• _GOALS_
1) Please reproduce the Gaussian source documentation from "Returns the sigmas" to "divergence space space.".
2) According to the Gaussian source documentation, how many coordinates does the real_space_center parameter hold?
3) Translate this sentence from the Gaussian source documentation into French: "Creates a Gaussian source in 3D."

• _PASSAGE TO READ_
-------------------------

Returns the sigmas in real space.

Returns:

(sigmaX, sigmaY, sigmaZ)

Return type:

tuple

classmethod initialize_collimated_source(name='Undefined', nrays=10000, seed=12345, sigmaX=1.0, sigmaY=0.0, sigmaZ=1.0, real_space_center=None, direction_space_center=None)[source]

Creates a Gaussian source with zero dimension in divergence space space.

Parameters:

  • sigmaX (float, optional) – The sigma in X direction (width).

  • sigmaY (float, optional) – The sigma in Y direction (depth).

  • sigmaZ (float, optional) – The sigma in Z direction (height).

  • name (str, optional) – A name.

  • nrays (int, optional) – Number of rays generated using SourceGaussian.get_beam()

  • seed (int, optional) – Seed for the Monte Carlo generator.

Return type:

instance of SourceGaussian.

classmethod initialize_from_keywords(name='Undefined', nrays=10000, seed=12345, sigmaX=1e-06, sigmaY=1e-06, sigmaZ=0.0, sigmaXprime=1e-06, sigmaZprime=1e-06, real_space_center=None, direction_space_center=None)[source]

Creates a Gaussian source in 3D.

Parameters:

  • sigmaX (float, optional) – The sigma in X direction (width).

  • sigmaY (float, optional) – The sigma in Y direction (depth).

  • sigmaZ (float, optional) – The sigma in Z direction (height).

  • sigmaXprime (float, optional) – The divergence in X direction in rad.

  • sigmaZprime (float, optional) – The divergence in Z direction in rad.

  • real_space_center (list, optional) – The 3 coordinates of the center in real space.

  • direction_space_center (list, optional) – The 2 coordinates of the center in divergence space (X,Z).

  • name (str, optional) – A name.

  • nrays (int, optional) – Number of rays generated using SourceGaussian.get_beam()

  • seed (int, optional) – Seed for the Monte Carlo generator.

Return type:

instance of SourceGaussian.

-------------------------

• _MATERIAL PROVIDED_
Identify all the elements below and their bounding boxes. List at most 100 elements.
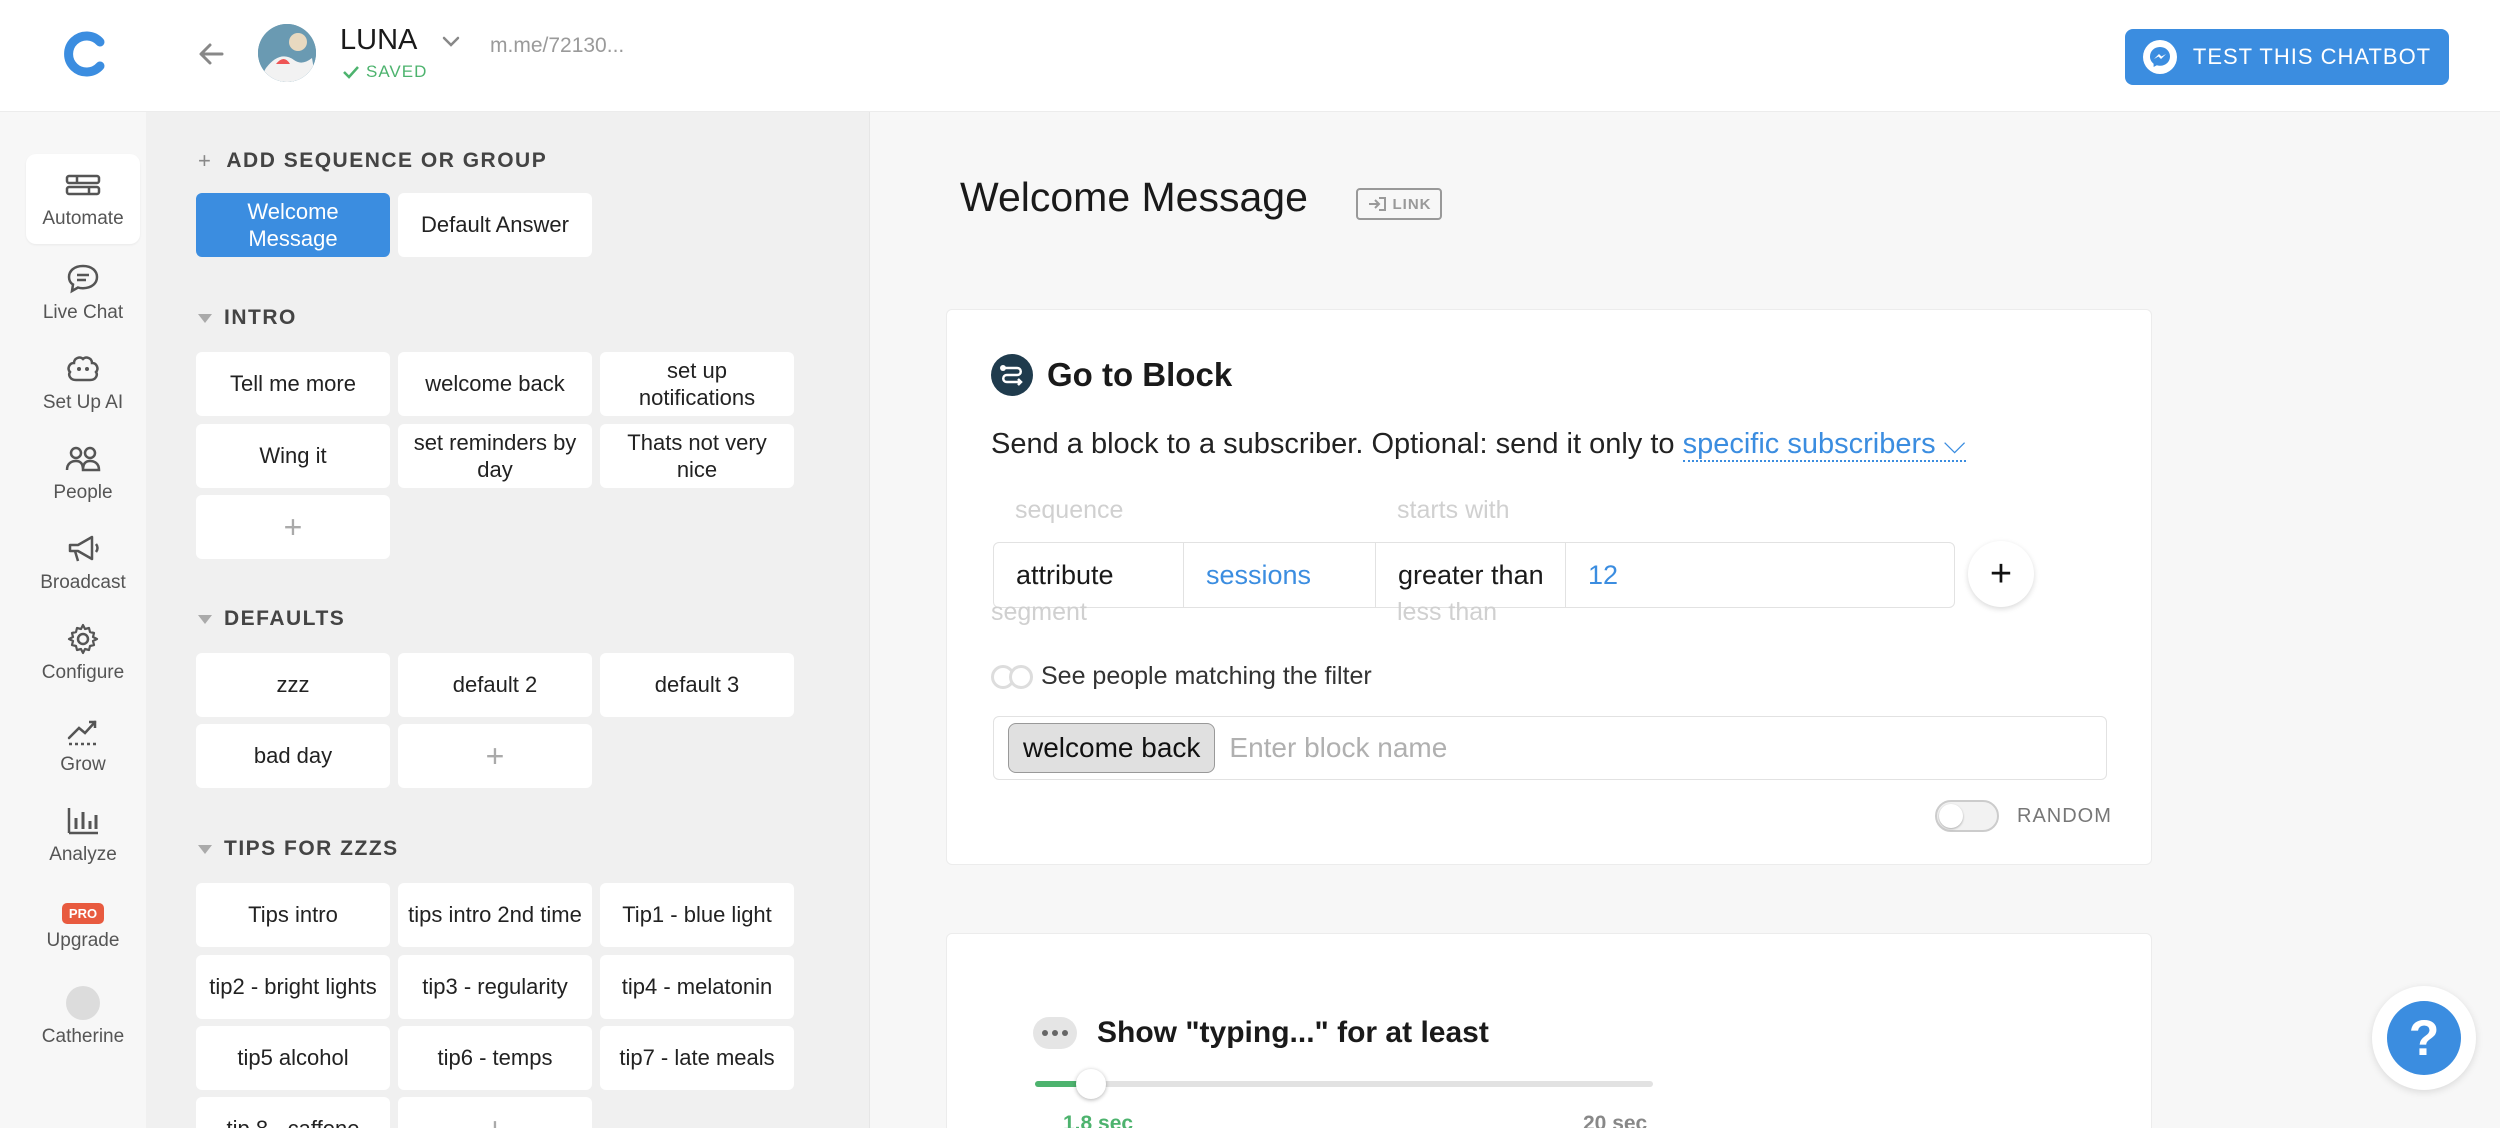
add-filter-button[interactable]: + [1968, 541, 2034, 607]
block-item[interactable]: default 3 [600, 653, 794, 717]
random-toggle[interactable]: RANDOM [1935, 800, 2112, 832]
page-title[interactable]: Welcome Message [960, 174, 1308, 221]
group-title-defaults[interactable]: DEFAULTS [198, 607, 345, 631]
random-label: RANDOM [2017, 804, 2112, 827]
group-title-intro[interactable]: INTRO [198, 306, 297, 330]
group-title-label: DEFAULTS [224, 607, 346, 630]
nav-analyze[interactable]: Analyze [26, 790, 140, 880]
test-chatbot-button[interactable]: TEST THIS CHATBOT [2125, 29, 2449, 85]
top-bar: LUNA SAVED m.me/72130... TEST THIS CHATB… [0, 0, 2500, 112]
nav-label: Live Chat [42, 302, 124, 323]
block-welcome-message[interactable]: Welcome Message [196, 193, 390, 257]
pro-badge: PRO [61, 902, 105, 924]
filter-attribute-select[interactable]: sessions [1184, 543, 1376, 607]
nav-broadcast[interactable]: Broadcast [26, 518, 140, 608]
typing-card: Show "typing..." for at least 1.8 sec 20… [946, 933, 2152, 1128]
ghost-option[interactable]: less than [1397, 598, 1497, 627]
group-title-tips[interactable]: TIPS FOR ZZZS [198, 837, 399, 861]
ghost-option[interactable]: segment [991, 598, 1087, 627]
messenger-icon [2142, 40, 2177, 74]
nav-label: Configure [41, 662, 125, 683]
block-item[interactable]: Tip1 - blue light [600, 883, 794, 947]
nav-set-up-ai[interactable]: Set Up AI [26, 338, 140, 428]
description-text: Send a block to a subscriber. Optional: … [991, 428, 1675, 460]
block-item[interactable]: bad day [196, 724, 390, 788]
bot-avatar[interactable] [258, 24, 316, 82]
chatfuel-logo-icon[interactable] [58, 28, 110, 80]
saved-status: SAVED [342, 62, 427, 82]
nav-label: People [53, 482, 113, 503]
collapse-triangle-icon [198, 313, 212, 323]
typing-duration-slider[interactable] [1035, 1069, 1653, 1099]
nav-upgrade[interactable]: PRO Upgrade [26, 882, 140, 972]
toggle-switch[interactable] [1935, 800, 1999, 832]
nav-people[interactable]: People [26, 428, 140, 518]
nav-label: Broadcast [40, 572, 126, 593]
test-chatbot-label: TEST THIS CHATBOT [2192, 44, 2432, 69]
add-sequence-button[interactable]: + ADD SEQUENCE OR GROUP [198, 148, 547, 174]
block-item[interactable]: set up notifications [600, 352, 794, 416]
block-item[interactable]: tip2 - bright lights [196, 955, 390, 1019]
automate-icon [65, 174, 101, 196]
nav-label: Grow [60, 754, 106, 775]
group-title-label: INTRO [224, 306, 297, 329]
block-item[interactable]: Thats not very nice [600, 424, 794, 488]
block-item[interactable]: welcome back [398, 352, 592, 416]
block-item[interactable]: tip5 alcohol [196, 1026, 390, 1090]
ghost-option[interactable]: starts with [1397, 496, 1510, 525]
megaphone-icon [68, 535, 99, 562]
bot-name[interactable]: LUNA [340, 24, 417, 57]
block-item[interactable]: Wing it [196, 424, 390, 488]
block-item[interactable]: default 2 [398, 653, 592, 717]
add-block-button[interactable]: + [398, 724, 592, 788]
block-default-answer[interactable]: Default Answer [398, 193, 592, 257]
go-to-block-icon [991, 354, 1033, 396]
ghost-option[interactable]: sequence [1015, 496, 1123, 525]
go-to-block-card: Go to Block Send a block to a subscriber… [946, 309, 2152, 865]
group-title-label: TIPS FOR ZZZS [224, 837, 399, 860]
block-name-input[interactable] [1229, 732, 2106, 764]
link-label: LINK [1392, 195, 1432, 213]
add-block-button[interactable]: + [398, 1097, 592, 1128]
blocks-panel: + ADD SEQUENCE OR GROUP Welcome Message … [146, 112, 870, 1128]
see-people-link[interactable]: See people matching the filter [991, 662, 1372, 691]
add-sequence-label: ADD SEQUENCE OR GROUP [226, 149, 548, 172]
block-name-field[interactable]: welcome back [993, 716, 2107, 780]
specific-subscribers-link[interactable]: specific subscribers ⌵ [1682, 428, 1966, 462]
chevron-down-icon[interactable] [440, 30, 462, 52]
block-item[interactable]: tip 8 - caffene [196, 1097, 390, 1128]
block-item[interactable]: Tips intro [196, 883, 390, 947]
filter-value-input[interactable]: 12 [1566, 543, 1954, 607]
chat-bubble-icon [67, 264, 99, 294]
collapse-triangle-icon [198, 844, 212, 854]
back-arrow-icon[interactable] [192, 34, 232, 74]
bot-messenger-link[interactable]: m.me/72130... [490, 34, 624, 58]
gear-icon [67, 623, 99, 655]
specific-subscribers-label: specific subscribers [1682, 428, 1936, 460]
help-button[interactable]: ? [2372, 986, 2476, 1090]
nav-configure[interactable]: Configure [26, 608, 140, 698]
block-item[interactable]: tips intro 2nd time [398, 883, 592, 947]
block-item[interactable]: tip7 - late meals [600, 1026, 794, 1090]
bot-avatar-image [258, 24, 316, 82]
people-avatars-icon [991, 664, 1033, 689]
block-item[interactable]: tip4 - melatonin [600, 955, 794, 1019]
brain-icon [67, 356, 99, 382]
link-button[interactable]: LINK [1356, 188, 1442, 220]
slider-handle[interactable] [1076, 1069, 1106, 1099]
go-to-block-description: Send a block to a subscriber. Optional: … [991, 428, 1966, 462]
block-item[interactable]: tip6 - temps [398, 1026, 592, 1090]
block-item[interactable]: zzz [196, 653, 390, 717]
nav-live-chat[interactable]: Live Chat [26, 248, 140, 338]
main-editor: Welcome Message LINK Go to Block Send a … [870, 112, 2500, 1128]
add-block-button[interactable]: + [196, 495, 390, 559]
block-item[interactable]: Tell me more [196, 352, 390, 416]
block-item[interactable]: set reminders by day [398, 424, 592, 488]
nav-grow[interactable]: Grow [26, 700, 140, 790]
slider-value-label: 1.8 sec [1063, 1112, 1134, 1128]
selected-block-chip[interactable]: welcome back [1008, 723, 1216, 773]
block-item[interactable]: tip3 - regularity [398, 955, 592, 1019]
bar-chart-icon [67, 808, 98, 835]
nav-user-profile[interactable]: Catherine [26, 972, 140, 1062]
nav-automate[interactable]: Automate [26, 154, 140, 244]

-------------------------

• _RESULTS BY TASK_
1)
Returns the sigmas in real space.

Returns:

(sigmaX, sigmaY, sigmaZ)

Return type:

tuple

classmethod initialize_collimated_source(name='Undefined', nrays=10000, seed=12345, sigmaX=1.0, sigmaY=0.0, sigmaZ=1.0, real_space_center=None, direction_space_center=None)[source]

Creates a Gaussian source with zero dimension in divergence space space.

2) Three coordinates of the center in real space.

3) Crée une source gaussienne en 3D.